Output every line of the material exactly, omitting images.
════════════════
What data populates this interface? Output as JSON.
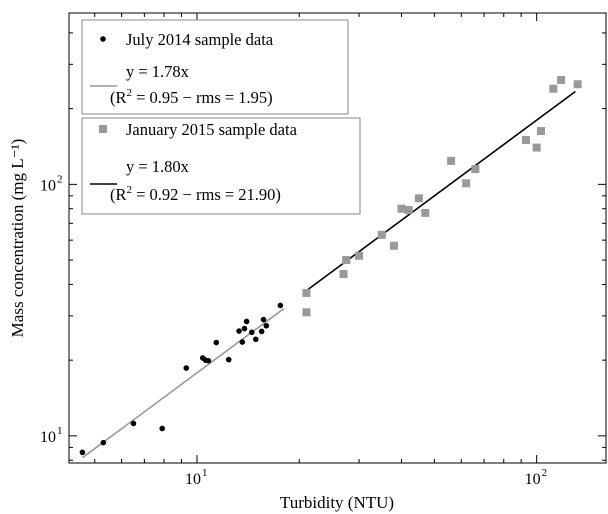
{
  "chart_data": {
    "type": "scatter",
    "x_scale": "log",
    "y_scale": "log",
    "xlabel": "Turbidity (NTU)",
    "ylabel": "Mass concentration (mg L⁻¹)",
    "xlim": [
      4.2,
      160
    ],
    "ylim": [
      7.8,
      480
    ],
    "grid": false,
    "legend_position": "top-left",
    "x_ticks": [
      {
        "value": 10,
        "base": "10",
        "exp": "1"
      },
      {
        "value": 100,
        "base": "10",
        "exp": "2"
      }
    ],
    "y_ticks": [
      {
        "value": 10,
        "base": "10",
        "exp": "1"
      },
      {
        "value": 100,
        "base": "10",
        "exp": "2"
      }
    ],
    "series": [
      {
        "name": "July 2014 sample data",
        "marker": "circle",
        "color": "#000000",
        "points": [
          [
            4.6,
            8.6
          ],
          [
            5.3,
            9.4
          ],
          [
            6.5,
            11.2
          ],
          [
            7.9,
            10.7
          ],
          [
            9.3,
            18.6
          ],
          [
            10.4,
            20.4
          ],
          [
            10.6,
            20.0
          ],
          [
            10.8,
            19.9
          ],
          [
            11.4,
            23.5
          ],
          [
            12.4,
            20.1
          ],
          [
            13.3,
            26.1
          ],
          [
            13.6,
            23.6
          ],
          [
            13.8,
            26.7
          ],
          [
            14.0,
            28.5
          ],
          [
            14.5,
            25.8
          ],
          [
            14.9,
            24.2
          ],
          [
            15.5,
            26.0
          ],
          [
            15.7,
            29.0
          ],
          [
            16.0,
            27.4
          ],
          [
            17.6,
            33.0
          ]
        ]
      },
      {
        "name": "January 2015 sample data",
        "marker": "square",
        "color": "#999999",
        "points": [
          [
            21,
            37
          ],
          [
            21,
            31
          ],
          [
            27,
            44
          ],
          [
            27.5,
            50
          ],
          [
            30,
            52
          ],
          [
            35,
            63
          ],
          [
            38,
            57
          ],
          [
            40,
            80
          ],
          [
            42,
            79
          ],
          [
            45,
            88
          ],
          [
            47,
            77
          ],
          [
            56,
            124
          ],
          [
            62,
            101
          ],
          [
            66,
            115
          ],
          [
            93,
            150
          ],
          [
            100,
            140
          ],
          [
            103,
            163
          ],
          [
            112,
            240
          ],
          [
            118,
            260
          ],
          [
            132,
            250
          ]
        ]
      }
    ],
    "fits": [
      {
        "name": "fit-july",
        "color": "#999999",
        "slope": 1.78,
        "x_range": [
          4.6,
          18
        ],
        "equation": "y = 1.78x",
        "stats_prefix": "(R",
        "stats_sup": "2",
        "stats_suffix": " = 0.95 − rms = 1.95)"
      },
      {
        "name": "fit-january",
        "color": "#000000",
        "slope": 1.8,
        "x_range": [
          21,
          130
        ],
        "equation": "y = 1.80x",
        "stats_prefix": "(R",
        "stats_sup": "2",
        "stats_suffix": " = 0.92 − rms = 21.90)"
      }
    ]
  }
}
════════════════
● Finished answer:
What data populates this interface? Output as JSON.
{
  "chart_data": {
    "type": "scatter",
    "x_scale": "log",
    "y_scale": "log",
    "xlabel": "Turbidity (NTU)",
    "ylabel": "Mass concentration (mg L⁻¹)",
    "xlim": [
      4.2,
      160
    ],
    "ylim": [
      7.8,
      480
    ],
    "grid": false,
    "legend_position": "top-left",
    "x_ticks": [
      {
        "value": 10,
        "base": "10",
        "exp": "1"
      },
      {
        "value": 100,
        "base": "10",
        "exp": "2"
      }
    ],
    "y_ticks": [
      {
        "value": 10,
        "base": "10",
        "exp": "1"
      },
      {
        "value": 100,
        "base": "10",
        "exp": "2"
      }
    ],
    "series": [
      {
        "name": "July 2014 sample data",
        "marker": "circle",
        "color": "#000000",
        "points": [
          [
            4.6,
            8.6
          ],
          [
            5.3,
            9.4
          ],
          [
            6.5,
            11.2
          ],
          [
            7.9,
            10.7
          ],
          [
            9.3,
            18.6
          ],
          [
            10.4,
            20.4
          ],
          [
            10.6,
            20.0
          ],
          [
            10.8,
            19.9
          ],
          [
            11.4,
            23.5
          ],
          [
            12.4,
            20.1
          ],
          [
            13.3,
            26.1
          ],
          [
            13.6,
            23.6
          ],
          [
            13.8,
            26.7
          ],
          [
            14.0,
            28.5
          ],
          [
            14.5,
            25.8
          ],
          [
            14.9,
            24.2
          ],
          [
            15.5,
            26.0
          ],
          [
            15.7,
            29.0
          ],
          [
            16.0,
            27.4
          ],
          [
            17.6,
            33.0
          ]
        ]
      },
      {
        "name": "January 2015 sample data",
        "marker": "square",
        "color": "#999999",
        "points": [
          [
            21,
            37
          ],
          [
            21,
            31
          ],
          [
            27,
            44
          ],
          [
            27.5,
            50
          ],
          [
            30,
            52
          ],
          [
            35,
            63
          ],
          [
            38,
            57
          ],
          [
            40,
            80
          ],
          [
            42,
            79
          ],
          [
            45,
            88
          ],
          [
            47,
            77
          ],
          [
            56,
            124
          ],
          [
            62,
            101
          ],
          [
            66,
            115
          ],
          [
            93,
            150
          ],
          [
            100,
            140
          ],
          [
            103,
            163
          ],
          [
            112,
            240
          ],
          [
            118,
            260
          ],
          [
            132,
            250
          ]
        ]
      }
    ],
    "fits": [
      {
        "name": "fit-july",
        "color": "#999999",
        "slope": 1.78,
        "x_range": [
          4.6,
          18
        ],
        "equation": "y = 1.78x",
        "stats_prefix": "(R",
        "stats_sup": "2",
        "stats_suffix": " = 0.95 − rms = 1.95)"
      },
      {
        "name": "fit-january",
        "color": "#000000",
        "slope": 1.8,
        "x_range": [
          21,
          130
        ],
        "equation": "y = 1.80x",
        "stats_prefix": "(R",
        "stats_sup": "2",
        "stats_suffix": " = 0.92 − rms = 21.90)"
      }
    ]
  }
}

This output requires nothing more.